• _TASK TO COMPLETE_
Reproduce the material below word for word, starting at its first line and ending with the line that contains "column-header: jual xyxy=(716,427,883,469)", including that line.

• _SUPPLIED INFORMATION_
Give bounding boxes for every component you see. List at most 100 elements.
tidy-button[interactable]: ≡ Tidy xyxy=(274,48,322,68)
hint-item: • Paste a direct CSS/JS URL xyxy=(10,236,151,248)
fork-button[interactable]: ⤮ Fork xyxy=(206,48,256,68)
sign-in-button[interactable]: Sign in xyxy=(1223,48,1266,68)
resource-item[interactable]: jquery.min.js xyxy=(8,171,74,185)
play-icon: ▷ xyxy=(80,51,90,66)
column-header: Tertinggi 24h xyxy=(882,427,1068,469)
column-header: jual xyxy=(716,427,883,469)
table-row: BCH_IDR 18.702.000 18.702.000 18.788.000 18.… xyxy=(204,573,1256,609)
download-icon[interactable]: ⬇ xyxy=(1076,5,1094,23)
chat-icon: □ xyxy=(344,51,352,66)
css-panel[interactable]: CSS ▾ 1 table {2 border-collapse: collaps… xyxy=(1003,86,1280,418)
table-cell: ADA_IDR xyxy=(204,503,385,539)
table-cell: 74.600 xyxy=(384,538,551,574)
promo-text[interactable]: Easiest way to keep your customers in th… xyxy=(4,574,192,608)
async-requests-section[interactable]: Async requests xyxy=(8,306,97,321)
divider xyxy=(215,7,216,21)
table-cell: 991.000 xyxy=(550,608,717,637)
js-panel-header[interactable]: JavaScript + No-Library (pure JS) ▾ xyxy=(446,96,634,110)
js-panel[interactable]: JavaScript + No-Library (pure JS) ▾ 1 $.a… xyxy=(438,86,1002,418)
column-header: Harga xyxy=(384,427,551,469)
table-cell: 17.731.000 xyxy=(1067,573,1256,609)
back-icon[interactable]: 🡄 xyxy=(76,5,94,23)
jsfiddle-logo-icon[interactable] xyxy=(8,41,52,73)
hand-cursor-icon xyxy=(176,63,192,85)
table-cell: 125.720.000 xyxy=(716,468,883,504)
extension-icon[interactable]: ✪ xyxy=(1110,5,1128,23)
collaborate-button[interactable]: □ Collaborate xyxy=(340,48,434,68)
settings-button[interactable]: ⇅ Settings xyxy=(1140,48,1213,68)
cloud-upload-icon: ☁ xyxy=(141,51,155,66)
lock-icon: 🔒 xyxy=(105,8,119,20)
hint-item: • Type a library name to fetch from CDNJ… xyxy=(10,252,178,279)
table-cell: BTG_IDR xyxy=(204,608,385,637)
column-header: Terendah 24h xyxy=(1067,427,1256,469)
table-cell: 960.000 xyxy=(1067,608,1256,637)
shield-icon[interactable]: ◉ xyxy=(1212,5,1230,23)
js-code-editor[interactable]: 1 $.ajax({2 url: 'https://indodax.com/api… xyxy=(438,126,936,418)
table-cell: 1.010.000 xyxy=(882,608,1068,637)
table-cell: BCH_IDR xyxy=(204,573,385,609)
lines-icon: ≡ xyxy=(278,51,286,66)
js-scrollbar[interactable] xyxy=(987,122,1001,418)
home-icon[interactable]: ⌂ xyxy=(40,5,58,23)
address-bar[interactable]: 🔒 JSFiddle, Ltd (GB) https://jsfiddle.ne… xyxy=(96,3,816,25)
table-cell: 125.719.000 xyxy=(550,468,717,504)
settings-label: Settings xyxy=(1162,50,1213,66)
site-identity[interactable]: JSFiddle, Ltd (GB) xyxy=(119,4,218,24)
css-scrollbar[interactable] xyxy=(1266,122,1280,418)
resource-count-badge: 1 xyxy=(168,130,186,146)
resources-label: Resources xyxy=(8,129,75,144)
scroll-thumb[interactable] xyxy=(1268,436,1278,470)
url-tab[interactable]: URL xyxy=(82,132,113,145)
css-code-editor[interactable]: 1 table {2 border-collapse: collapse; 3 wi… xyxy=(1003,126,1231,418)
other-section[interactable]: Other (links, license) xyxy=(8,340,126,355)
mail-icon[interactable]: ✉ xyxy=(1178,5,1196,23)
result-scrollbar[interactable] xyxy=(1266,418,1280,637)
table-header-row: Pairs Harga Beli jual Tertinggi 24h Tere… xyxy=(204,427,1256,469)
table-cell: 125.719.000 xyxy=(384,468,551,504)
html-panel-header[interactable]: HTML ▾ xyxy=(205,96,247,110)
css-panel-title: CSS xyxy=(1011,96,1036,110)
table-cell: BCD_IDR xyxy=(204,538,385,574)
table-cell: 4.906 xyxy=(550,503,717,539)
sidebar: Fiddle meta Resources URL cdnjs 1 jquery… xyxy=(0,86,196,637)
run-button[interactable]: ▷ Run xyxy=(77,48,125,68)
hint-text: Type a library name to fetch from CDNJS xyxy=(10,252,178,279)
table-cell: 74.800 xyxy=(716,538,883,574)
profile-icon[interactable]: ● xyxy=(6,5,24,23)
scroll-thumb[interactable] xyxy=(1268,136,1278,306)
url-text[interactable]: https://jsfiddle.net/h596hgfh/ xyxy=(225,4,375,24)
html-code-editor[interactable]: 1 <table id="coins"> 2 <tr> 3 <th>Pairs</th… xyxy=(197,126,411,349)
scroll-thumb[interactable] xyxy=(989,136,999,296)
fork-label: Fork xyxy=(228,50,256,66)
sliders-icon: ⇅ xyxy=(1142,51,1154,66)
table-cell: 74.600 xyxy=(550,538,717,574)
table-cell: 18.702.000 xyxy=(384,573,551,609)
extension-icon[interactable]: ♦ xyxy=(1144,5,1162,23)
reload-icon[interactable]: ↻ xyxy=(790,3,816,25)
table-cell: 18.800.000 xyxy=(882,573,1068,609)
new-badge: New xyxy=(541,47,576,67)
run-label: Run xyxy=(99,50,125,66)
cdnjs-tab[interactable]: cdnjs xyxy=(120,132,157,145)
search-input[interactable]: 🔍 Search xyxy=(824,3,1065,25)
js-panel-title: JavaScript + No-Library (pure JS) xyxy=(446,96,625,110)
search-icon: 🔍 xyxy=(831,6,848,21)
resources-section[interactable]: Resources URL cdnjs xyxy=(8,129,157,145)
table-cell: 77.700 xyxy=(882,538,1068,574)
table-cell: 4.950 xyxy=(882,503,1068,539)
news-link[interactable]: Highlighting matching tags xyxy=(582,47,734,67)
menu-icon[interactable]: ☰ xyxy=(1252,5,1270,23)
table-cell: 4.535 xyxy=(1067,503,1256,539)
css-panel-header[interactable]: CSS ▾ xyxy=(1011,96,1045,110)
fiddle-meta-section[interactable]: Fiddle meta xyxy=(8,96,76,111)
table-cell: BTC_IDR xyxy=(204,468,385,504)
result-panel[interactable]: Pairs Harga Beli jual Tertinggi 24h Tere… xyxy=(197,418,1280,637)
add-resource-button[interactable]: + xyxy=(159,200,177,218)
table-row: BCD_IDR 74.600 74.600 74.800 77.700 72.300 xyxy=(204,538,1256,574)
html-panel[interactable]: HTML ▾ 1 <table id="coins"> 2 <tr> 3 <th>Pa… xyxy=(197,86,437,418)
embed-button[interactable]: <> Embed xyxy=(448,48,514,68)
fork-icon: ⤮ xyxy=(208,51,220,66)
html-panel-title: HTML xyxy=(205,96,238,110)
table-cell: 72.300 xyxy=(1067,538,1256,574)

• _PROBLEM SOLUTION_
Give bounding boxes for every component you see. List at most 100 elements.
tidy-button[interactable]: ≡ Tidy xyxy=(274,48,322,68)
hint-item: • Paste a direct CSS/JS URL xyxy=(10,236,151,248)
fork-button[interactable]: ⤮ Fork xyxy=(206,48,256,68)
sign-in-button[interactable]: Sign in xyxy=(1223,48,1266,68)
resource-item[interactable]: jquery.min.js xyxy=(8,171,74,185)
play-icon: ▷ xyxy=(80,51,90,66)
column-header: Tertinggi 24h xyxy=(882,427,1068,469)
column-header: jual xyxy=(716,427,883,469)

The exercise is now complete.